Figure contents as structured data

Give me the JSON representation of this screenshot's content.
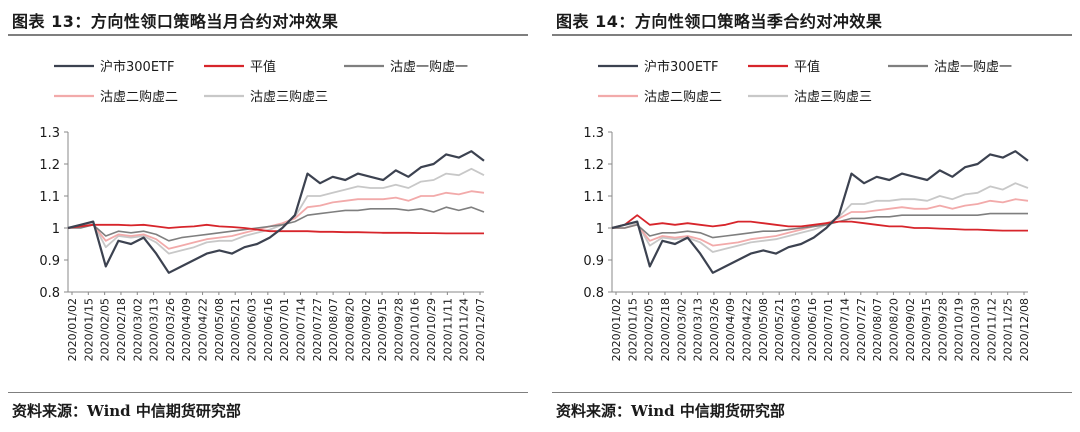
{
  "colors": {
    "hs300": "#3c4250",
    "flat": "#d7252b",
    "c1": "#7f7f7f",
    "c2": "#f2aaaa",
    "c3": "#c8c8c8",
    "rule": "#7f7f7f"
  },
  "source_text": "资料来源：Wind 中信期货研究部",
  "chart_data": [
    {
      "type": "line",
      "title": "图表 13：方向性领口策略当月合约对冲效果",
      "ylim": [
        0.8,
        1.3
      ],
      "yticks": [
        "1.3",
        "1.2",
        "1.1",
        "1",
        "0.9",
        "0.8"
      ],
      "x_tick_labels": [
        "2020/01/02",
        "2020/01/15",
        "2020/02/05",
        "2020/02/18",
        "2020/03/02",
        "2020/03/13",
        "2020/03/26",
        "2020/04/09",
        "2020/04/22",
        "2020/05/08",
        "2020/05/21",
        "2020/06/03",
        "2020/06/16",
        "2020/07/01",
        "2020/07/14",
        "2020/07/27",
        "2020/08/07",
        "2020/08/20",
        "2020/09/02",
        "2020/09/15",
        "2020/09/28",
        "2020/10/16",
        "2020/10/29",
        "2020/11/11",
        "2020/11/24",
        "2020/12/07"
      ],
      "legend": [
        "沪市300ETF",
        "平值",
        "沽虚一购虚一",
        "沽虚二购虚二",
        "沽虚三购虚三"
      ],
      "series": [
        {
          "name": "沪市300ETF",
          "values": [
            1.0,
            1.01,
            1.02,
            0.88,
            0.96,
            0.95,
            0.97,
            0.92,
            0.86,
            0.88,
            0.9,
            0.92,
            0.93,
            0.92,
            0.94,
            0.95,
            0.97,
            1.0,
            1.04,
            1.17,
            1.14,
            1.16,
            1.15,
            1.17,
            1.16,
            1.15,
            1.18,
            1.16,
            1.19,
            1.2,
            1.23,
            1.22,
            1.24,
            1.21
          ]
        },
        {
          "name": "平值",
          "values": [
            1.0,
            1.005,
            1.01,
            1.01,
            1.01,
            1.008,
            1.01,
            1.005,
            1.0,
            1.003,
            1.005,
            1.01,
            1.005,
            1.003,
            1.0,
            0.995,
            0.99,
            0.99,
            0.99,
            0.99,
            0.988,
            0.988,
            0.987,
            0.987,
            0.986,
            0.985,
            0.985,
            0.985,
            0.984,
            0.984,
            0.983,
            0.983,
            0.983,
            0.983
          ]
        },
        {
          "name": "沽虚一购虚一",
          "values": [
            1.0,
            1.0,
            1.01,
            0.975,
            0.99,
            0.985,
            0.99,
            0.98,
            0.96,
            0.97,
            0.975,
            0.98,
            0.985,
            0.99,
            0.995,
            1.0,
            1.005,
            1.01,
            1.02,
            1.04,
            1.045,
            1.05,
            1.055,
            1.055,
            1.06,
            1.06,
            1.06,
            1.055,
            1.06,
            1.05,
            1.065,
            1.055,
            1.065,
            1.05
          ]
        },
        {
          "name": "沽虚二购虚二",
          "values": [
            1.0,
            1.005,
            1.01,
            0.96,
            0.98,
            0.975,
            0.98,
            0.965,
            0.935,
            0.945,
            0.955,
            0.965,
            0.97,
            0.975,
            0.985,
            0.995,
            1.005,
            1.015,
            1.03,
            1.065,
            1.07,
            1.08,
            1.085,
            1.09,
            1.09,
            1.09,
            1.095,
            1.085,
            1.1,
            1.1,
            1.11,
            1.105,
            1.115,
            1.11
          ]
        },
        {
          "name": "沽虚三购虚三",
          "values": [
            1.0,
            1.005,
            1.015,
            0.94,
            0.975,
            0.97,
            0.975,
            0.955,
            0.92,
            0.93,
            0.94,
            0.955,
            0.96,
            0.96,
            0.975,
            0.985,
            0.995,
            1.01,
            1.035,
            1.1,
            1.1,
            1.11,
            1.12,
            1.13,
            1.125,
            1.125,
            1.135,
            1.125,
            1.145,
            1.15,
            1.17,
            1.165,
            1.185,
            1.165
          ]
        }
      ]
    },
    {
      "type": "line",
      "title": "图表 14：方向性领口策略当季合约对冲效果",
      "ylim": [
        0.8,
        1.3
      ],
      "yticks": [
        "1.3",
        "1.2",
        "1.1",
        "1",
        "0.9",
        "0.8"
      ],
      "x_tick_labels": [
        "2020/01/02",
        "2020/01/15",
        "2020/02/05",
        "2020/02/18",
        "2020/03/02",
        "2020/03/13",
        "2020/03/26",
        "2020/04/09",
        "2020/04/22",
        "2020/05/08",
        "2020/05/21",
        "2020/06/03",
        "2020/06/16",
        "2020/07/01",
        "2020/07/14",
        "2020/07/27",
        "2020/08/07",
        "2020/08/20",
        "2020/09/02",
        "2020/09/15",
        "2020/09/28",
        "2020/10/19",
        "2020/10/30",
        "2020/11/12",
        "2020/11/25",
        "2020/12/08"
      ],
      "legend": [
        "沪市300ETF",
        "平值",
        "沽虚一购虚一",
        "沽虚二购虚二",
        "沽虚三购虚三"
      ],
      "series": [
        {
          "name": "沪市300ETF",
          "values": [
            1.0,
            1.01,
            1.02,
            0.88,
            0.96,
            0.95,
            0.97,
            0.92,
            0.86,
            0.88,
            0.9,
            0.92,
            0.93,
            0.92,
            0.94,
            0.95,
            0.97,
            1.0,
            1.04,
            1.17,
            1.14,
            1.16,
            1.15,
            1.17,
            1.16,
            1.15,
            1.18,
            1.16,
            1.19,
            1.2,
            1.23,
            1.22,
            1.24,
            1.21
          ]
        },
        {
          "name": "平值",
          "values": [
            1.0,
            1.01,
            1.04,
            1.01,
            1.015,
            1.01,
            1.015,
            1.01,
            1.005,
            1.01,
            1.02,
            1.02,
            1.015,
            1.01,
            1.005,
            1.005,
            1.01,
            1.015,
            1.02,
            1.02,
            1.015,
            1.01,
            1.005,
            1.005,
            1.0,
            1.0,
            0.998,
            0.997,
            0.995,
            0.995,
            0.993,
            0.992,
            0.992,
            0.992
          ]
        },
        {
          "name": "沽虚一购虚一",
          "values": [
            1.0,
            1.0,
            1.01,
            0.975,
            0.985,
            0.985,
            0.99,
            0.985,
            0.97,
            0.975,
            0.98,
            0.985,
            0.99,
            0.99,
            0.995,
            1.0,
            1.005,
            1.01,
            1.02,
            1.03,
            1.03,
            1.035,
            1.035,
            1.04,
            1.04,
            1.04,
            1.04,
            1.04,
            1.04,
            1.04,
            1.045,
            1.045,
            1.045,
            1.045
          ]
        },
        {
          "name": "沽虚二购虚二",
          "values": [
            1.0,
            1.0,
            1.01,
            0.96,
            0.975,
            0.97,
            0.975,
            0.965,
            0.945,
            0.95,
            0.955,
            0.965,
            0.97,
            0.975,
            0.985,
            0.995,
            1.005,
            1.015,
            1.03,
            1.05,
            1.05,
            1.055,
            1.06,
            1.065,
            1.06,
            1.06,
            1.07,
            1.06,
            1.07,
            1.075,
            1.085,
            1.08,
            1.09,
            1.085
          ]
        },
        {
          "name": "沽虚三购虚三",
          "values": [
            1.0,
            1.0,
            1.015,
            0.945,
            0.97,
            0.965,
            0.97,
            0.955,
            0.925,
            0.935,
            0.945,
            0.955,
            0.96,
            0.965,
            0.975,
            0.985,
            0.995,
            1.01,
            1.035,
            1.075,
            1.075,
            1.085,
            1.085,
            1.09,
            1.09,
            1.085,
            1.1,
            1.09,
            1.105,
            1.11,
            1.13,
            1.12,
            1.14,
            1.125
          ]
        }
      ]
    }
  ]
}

---

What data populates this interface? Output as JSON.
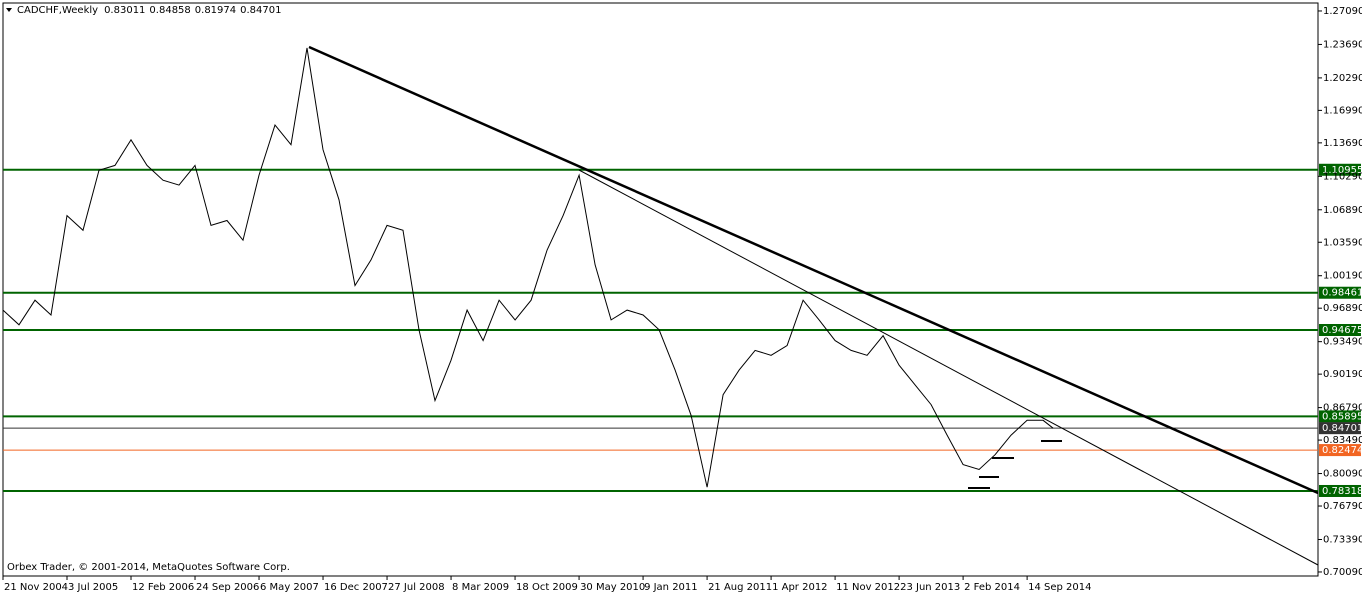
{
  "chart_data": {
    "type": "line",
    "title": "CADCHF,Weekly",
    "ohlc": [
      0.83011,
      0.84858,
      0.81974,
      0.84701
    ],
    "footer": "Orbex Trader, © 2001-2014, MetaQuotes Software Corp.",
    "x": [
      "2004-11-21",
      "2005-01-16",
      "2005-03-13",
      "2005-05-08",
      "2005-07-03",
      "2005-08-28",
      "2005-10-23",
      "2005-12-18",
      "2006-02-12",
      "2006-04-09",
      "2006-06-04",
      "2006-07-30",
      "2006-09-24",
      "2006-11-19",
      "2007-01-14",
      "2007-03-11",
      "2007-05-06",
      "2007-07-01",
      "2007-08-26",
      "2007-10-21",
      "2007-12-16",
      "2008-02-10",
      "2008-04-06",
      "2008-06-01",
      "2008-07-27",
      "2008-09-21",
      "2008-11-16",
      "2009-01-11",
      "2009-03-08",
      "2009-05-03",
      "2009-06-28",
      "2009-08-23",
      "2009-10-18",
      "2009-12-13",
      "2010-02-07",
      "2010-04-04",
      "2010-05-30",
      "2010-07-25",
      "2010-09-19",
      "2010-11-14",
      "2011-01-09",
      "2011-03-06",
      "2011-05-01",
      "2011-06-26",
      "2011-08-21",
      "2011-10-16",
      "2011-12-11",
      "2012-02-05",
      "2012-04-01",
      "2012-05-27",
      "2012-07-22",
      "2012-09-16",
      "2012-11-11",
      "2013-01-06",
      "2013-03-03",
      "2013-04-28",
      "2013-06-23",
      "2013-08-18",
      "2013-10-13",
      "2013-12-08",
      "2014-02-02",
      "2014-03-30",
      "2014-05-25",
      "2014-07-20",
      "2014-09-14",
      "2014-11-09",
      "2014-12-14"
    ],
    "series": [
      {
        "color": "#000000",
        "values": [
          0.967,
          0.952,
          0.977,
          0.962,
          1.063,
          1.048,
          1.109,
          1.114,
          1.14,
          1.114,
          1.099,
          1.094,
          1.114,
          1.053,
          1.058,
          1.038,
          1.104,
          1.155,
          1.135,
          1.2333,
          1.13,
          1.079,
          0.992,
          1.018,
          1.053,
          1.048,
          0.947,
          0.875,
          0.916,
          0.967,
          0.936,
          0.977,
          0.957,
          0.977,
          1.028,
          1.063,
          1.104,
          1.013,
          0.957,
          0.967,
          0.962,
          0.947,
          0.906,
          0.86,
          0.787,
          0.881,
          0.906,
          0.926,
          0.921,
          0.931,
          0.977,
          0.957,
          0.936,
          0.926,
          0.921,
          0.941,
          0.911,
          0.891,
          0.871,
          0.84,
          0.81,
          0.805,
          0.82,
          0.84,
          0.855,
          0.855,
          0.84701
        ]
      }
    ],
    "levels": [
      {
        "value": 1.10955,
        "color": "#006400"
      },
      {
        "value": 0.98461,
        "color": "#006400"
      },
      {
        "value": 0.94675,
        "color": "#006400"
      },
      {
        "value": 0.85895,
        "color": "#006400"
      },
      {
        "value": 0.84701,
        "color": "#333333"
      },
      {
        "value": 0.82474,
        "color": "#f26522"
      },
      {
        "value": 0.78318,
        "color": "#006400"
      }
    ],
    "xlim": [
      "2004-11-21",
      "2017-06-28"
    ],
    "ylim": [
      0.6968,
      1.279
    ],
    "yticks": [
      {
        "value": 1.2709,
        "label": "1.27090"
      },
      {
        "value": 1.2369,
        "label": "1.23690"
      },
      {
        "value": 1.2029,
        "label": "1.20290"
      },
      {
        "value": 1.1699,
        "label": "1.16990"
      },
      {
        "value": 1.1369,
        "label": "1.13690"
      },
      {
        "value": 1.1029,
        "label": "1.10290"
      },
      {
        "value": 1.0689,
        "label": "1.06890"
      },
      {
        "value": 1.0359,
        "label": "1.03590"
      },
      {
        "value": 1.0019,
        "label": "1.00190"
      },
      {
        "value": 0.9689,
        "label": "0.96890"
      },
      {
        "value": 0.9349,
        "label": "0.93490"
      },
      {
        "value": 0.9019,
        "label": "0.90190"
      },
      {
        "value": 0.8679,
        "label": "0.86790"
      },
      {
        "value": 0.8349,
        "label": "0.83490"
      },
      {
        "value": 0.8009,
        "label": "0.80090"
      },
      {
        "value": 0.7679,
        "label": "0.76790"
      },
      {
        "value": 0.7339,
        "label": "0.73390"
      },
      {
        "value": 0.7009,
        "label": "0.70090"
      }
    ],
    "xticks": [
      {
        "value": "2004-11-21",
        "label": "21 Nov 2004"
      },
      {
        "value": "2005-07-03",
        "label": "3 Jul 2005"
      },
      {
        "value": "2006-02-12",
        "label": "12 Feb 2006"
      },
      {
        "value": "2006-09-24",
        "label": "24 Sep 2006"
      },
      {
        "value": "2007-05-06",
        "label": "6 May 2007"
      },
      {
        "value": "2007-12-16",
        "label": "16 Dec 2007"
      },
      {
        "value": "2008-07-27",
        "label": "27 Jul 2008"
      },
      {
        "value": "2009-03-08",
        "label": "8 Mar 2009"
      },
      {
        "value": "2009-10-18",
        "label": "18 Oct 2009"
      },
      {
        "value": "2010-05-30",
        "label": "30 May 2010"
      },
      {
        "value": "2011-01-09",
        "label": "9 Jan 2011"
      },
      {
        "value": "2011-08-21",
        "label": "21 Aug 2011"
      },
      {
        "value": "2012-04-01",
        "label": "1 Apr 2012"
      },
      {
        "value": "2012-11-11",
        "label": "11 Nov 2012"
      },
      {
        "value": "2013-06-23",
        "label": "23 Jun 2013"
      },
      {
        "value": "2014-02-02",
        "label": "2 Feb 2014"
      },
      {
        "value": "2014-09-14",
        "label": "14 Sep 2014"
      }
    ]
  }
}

# To do
Count every line in the data where the string "this" occurs. Give nothing except the number.

# Solution to the exercise
2